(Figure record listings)
----

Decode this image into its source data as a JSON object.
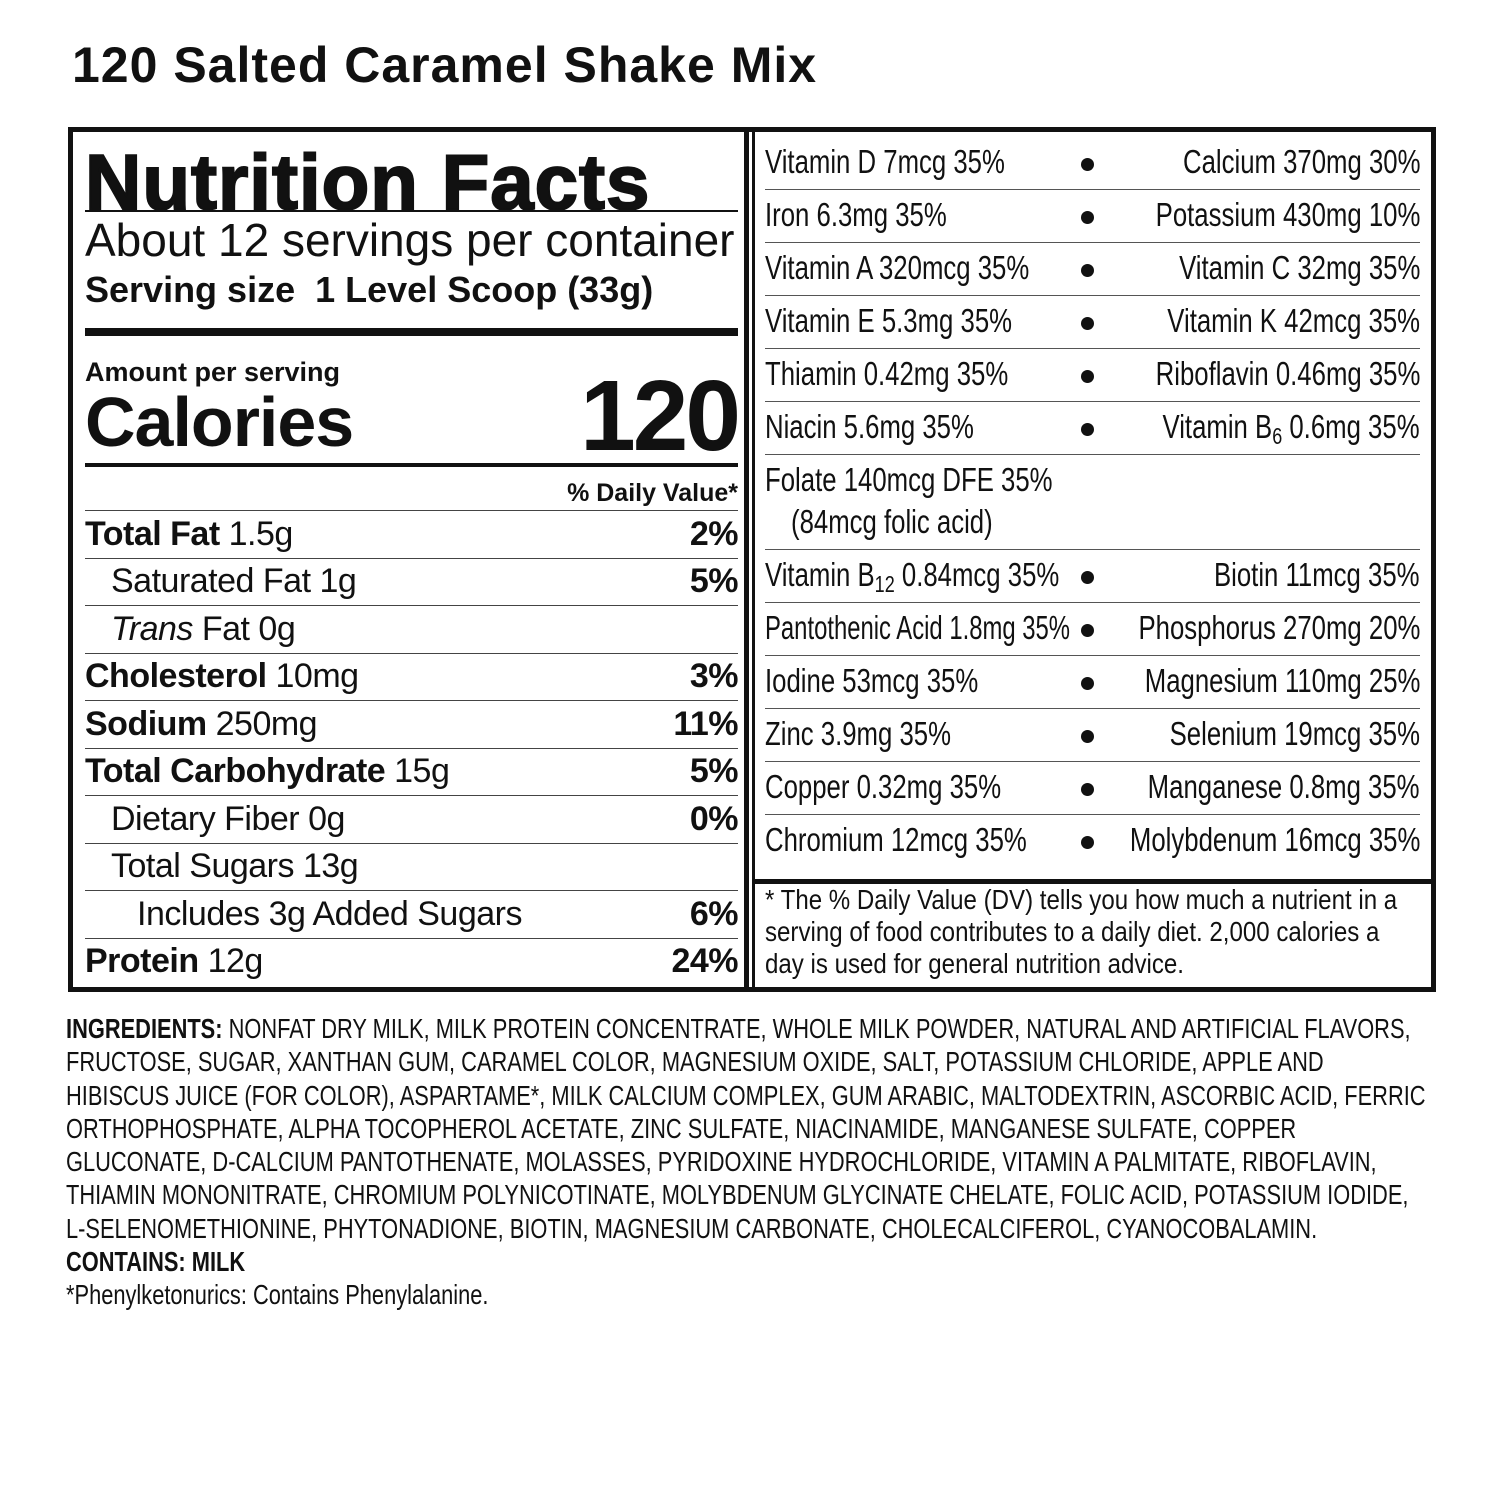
{
  "title": "120 Salted Caramel Shake Mix",
  "facts": {
    "heading": "Nutrition Facts",
    "servings": "About 12 servings per container",
    "serving_size_label": "Serving size",
    "serving_size": "1 Level Scoop (33g)",
    "amount_per_serving": "Amount per serving",
    "calories_label": "Calories",
    "calories": "120",
    "dv_header": "% Daily Value*",
    "nutrients": [
      {
        "name": "Total Fat",
        "amount": "1.5g",
        "dv": "2%"
      },
      {
        "name": "Saturated Fat",
        "amount": "1g",
        "dv": "5%"
      },
      {
        "prefix": "Trans",
        "name": "Fat",
        "amount": "0g"
      },
      {
        "name": "Cholesterol",
        "amount": "10mg",
        "dv": "3%"
      },
      {
        "name": "Sodium",
        "amount": "250mg",
        "dv": "11%"
      },
      {
        "name": "Total Carbohydrate",
        "amount": "15g",
        "dv": "5%"
      },
      {
        "name": "Dietary Fiber",
        "amount": "0g",
        "dv": "0%"
      },
      {
        "name": "Total Sugars",
        "amount": "13g"
      },
      {
        "name": "Includes 3g Added Sugars",
        "dv": "6%"
      },
      {
        "name": "Protein",
        "amount": "12g",
        "dv": "24%"
      }
    ]
  },
  "vitamins": [
    {
      "left": "Vitamin D 7mcg 35%",
      "right": "Calcium 370mg 30%"
    },
    {
      "left": "Iron 6.3mg 35%",
      "right": "Potassium 430mg 10%"
    },
    {
      "left": "Vitamin A 320mcg 35%",
      "right": "Vitamin C 32mg 35%"
    },
    {
      "left": "Vitamin E 5.3mg 35%",
      "right": "Vitamin K 42mcg 35%"
    },
    {
      "left": "Thiamin 0.42mg 35%",
      "right": "Riboflavin 0.46mg 35%"
    },
    {
      "left": "Niacin 5.6mg 35%",
      "right": {
        "name": "Vitamin B",
        "sub": "6",
        "rest": "0.6mg 35%"
      }
    },
    {
      "left": "Folate 140mcg DFE 35%",
      "note": "(84mcg folic acid)"
    },
    {
      "left": {
        "name": "Vitamin B",
        "sub": "12",
        "rest": "0.84mcg 35%"
      },
      "right": "Biotin 11mcg 35%"
    },
    {
      "left": "Pantothenic Acid 1.8mg 35%",
      "right": "Phosphorus 270mg 20%"
    },
    {
      "left": "Iodine 53mcg 35%",
      "right": "Magnesium 110mg 25%"
    },
    {
      "left": "Zinc 3.9mg 35%",
      "right": "Selenium 19mcg 35%"
    },
    {
      "left": "Copper 0.32mg 35%",
      "right": "Manganese 0.8mg 35%"
    },
    {
      "left": "Chromium 12mcg 35%",
      "right": "Molybdenum 16mcg 35%"
    }
  ],
  "footnote": "* The % Daily Value (DV) tells you how much a nutrient in a serving of food contributes to a daily diet. 2,000 calories a day is used for general nutrition advice.",
  "ingredients": {
    "label": "INGREDIENTS:",
    "text": "NONFAT DRY MILK, MILK PROTEIN CONCENTRATE, WHOLE MILK POWDER, NATURAL AND ARTIFICIAL FLAVORS, FRUCTOSE, SUGAR, XANTHAN GUM, CARAMEL COLOR, MAGNESIUM OXIDE, SALT, POTASSIUM CHLORIDE, APPLE AND HIBISCUS JUICE (FOR COLOR), ASPARTAME*, MILK CALCIUM COMPLEX, GUM ARABIC, MALTODEXTRIN, ASCORBIC ACID, FERRIC ORTHOPHOSPHATE, ALPHA TOCOPHEROL ACETATE, ZINC SULFATE, NIACINAMIDE, MANGANESE SULFATE, COPPER GLUCONATE, D-CALCIUM PANTOTHENATE, MOLASSES, PYRIDOXINE HYDROCHLORIDE, VITAMIN A PALMITATE, RIBOFLAVIN, THIAMIN MONONITRATE, CHROMIUM POLYNICOTINATE, MOLYBDENUM GLYCINATE CHELATE, FOLIC ACID, POTASSIUM IODIDE, L-SELENOMETHIONINE, PHYTONADIONE, BIOTIN, MAGNESIUM CARBONATE, CHOLECALCIFEROL, CYANOCOBALAMIN."
  },
  "contains": {
    "label": "CONTAINS:",
    "text": "MILK"
  },
  "pku_note": "*Phenylketonurics: Contains Phenylalanine."
}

----

Work required:
Provide only the number of lines in the entries that hold the word "Value".

Solution:
2